Young stock data focus helps boost BPI

Apr 24, 2024

Rushton family

Region: Northern Victoria

Topic: BPI

A trip to the United States showed one Northern Victorian dairy farmer how quickly the genetic merit of a herd can improve.

Back home at Rochester, tools such as genomic testing, sexed semen, and DataGene’s Balanced Performance Index (BPI) are making it a reality in his family’s 280 Jersey herd.

Andrew Rushton, wife Jess, children Brodie 4 and Grace 2 own and operate Benlock Jerseys with his parents, Bryan and Lee.

The Rushton family: Lee, Jess, Andrew and Bryan with Brodie (at front).

DataGene’s review of herd performance in March 2024 showed Benlock had increased its herd average BPI by 310% to 172 BPI, since 2020.

The BPI accounts for the traits that affect a cow’s lifetime contribution to the farm business: production, health/fertility, longevity, workability, feed efficiency and type.

“It’s good to see what we are doing is working,” Andrew said.

“These types of advancements – genomics and sexed semen – we have to take hold of and use the data the best we can so we can reap the rewards in the future.”

WHAT TO WORK ON
- A) Answer these questions from the dairy article:
(i) In what town is the family's farm?
(ii) How many cows are in the family's herd?
(iii) What was the herd's average BPI in DataGene's March 2024 review?
- B) Reproduce the dairy article word for word from "The Rushton family: Lee, Jess, Andrew" up to and including "efficiency and type.".
The rows have nothing to do with the dairy article.

RECORDED INFORMATION
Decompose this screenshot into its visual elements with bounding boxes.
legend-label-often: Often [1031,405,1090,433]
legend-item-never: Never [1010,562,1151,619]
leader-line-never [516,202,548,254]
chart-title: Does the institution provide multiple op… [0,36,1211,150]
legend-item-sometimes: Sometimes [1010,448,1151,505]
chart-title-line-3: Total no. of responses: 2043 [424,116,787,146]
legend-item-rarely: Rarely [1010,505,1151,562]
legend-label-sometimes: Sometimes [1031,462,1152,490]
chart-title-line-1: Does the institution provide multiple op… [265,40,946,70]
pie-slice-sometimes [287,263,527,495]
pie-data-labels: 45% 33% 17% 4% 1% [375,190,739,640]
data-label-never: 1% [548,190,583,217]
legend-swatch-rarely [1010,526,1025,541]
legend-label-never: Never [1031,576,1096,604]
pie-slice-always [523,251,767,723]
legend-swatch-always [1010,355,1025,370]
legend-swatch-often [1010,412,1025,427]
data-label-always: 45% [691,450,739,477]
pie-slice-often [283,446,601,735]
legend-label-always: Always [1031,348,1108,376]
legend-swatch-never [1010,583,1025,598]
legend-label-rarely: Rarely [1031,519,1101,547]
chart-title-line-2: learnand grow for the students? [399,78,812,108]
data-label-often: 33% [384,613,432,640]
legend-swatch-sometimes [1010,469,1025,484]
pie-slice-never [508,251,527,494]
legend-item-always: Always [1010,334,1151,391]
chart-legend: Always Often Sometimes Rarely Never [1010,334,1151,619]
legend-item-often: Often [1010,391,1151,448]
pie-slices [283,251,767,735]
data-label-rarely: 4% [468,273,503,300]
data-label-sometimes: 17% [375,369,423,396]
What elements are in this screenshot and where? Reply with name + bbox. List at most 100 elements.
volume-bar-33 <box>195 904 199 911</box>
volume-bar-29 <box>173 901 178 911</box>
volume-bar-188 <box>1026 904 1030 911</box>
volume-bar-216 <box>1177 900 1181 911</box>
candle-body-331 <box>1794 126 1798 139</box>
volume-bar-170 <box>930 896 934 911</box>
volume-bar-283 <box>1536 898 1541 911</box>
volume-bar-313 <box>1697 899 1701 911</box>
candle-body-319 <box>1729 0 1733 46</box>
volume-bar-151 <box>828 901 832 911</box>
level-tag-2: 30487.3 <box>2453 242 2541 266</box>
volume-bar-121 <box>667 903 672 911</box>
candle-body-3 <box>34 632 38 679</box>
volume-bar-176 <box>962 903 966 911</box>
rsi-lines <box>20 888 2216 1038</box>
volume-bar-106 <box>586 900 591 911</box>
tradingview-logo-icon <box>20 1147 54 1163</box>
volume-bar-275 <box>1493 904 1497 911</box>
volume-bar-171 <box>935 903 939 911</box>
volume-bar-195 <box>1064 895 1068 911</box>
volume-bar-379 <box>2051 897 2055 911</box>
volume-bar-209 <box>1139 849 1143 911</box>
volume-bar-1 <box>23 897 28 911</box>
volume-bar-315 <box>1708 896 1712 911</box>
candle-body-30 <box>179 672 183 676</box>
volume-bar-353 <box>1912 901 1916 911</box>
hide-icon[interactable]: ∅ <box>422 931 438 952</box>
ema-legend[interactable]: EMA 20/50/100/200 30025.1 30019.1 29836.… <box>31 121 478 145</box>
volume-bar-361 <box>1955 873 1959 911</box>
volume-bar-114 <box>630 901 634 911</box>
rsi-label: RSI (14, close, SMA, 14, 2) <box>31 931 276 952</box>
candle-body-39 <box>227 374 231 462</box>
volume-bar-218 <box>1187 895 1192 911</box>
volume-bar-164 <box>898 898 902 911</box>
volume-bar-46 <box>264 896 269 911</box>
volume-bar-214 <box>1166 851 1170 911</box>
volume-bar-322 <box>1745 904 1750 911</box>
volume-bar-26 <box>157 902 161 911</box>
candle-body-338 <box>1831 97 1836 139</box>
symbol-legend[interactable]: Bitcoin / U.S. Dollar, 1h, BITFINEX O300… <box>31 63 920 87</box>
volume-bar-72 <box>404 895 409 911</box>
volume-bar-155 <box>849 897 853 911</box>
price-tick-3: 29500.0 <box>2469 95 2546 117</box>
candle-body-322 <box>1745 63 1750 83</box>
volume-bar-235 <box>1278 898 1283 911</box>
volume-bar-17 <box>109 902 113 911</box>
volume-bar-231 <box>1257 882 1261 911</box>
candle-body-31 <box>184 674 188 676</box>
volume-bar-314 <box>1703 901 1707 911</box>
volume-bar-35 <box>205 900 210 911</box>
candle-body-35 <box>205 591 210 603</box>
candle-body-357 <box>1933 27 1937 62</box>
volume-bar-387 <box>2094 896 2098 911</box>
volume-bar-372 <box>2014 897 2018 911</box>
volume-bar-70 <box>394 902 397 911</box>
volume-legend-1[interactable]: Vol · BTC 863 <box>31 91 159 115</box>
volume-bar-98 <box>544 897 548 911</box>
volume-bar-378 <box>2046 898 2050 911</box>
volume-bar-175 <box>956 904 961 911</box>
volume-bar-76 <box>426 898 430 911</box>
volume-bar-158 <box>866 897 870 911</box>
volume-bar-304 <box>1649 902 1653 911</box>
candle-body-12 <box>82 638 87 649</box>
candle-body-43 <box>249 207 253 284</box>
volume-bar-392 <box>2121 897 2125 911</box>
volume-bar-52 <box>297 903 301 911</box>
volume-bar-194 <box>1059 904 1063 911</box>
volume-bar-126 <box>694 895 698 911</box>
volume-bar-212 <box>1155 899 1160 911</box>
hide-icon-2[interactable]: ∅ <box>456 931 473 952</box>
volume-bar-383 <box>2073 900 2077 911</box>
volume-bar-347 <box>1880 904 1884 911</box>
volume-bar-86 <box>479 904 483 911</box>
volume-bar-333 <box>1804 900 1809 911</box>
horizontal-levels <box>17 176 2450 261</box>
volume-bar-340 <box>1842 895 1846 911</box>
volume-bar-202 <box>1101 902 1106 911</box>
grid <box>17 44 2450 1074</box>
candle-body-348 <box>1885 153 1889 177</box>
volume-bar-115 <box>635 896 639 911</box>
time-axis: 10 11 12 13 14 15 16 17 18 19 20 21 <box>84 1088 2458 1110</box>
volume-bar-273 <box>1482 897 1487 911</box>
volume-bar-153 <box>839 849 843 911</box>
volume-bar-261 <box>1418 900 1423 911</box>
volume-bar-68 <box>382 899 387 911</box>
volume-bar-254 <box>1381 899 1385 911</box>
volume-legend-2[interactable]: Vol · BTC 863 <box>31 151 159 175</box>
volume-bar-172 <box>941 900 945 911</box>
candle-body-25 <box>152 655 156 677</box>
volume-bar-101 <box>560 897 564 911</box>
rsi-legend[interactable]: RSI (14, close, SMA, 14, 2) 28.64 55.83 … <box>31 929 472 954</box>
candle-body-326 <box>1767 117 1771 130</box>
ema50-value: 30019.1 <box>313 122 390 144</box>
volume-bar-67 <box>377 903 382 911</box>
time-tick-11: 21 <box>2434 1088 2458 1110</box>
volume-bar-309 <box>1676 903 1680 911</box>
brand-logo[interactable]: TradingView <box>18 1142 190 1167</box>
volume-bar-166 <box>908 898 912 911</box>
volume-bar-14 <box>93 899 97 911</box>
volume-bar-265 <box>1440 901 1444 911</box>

ANSWERS BY TASK
- A)
(i) Rochester
(ii) 280
(iii) 172 BPI

- B)
The Rushton family: Lee, Jess, Andrew and Bryan with Brodie (at front).

DataGene’s review of herd performance in March 2024 showed Benlock had increased its herd average BPI by 310% to 172 BPI, since 2020.

The BPI accounts for the traits that affect a cow’s lifetime contribution to the farm business: production, health/fertility, longevity, workability, feed efficiency and type.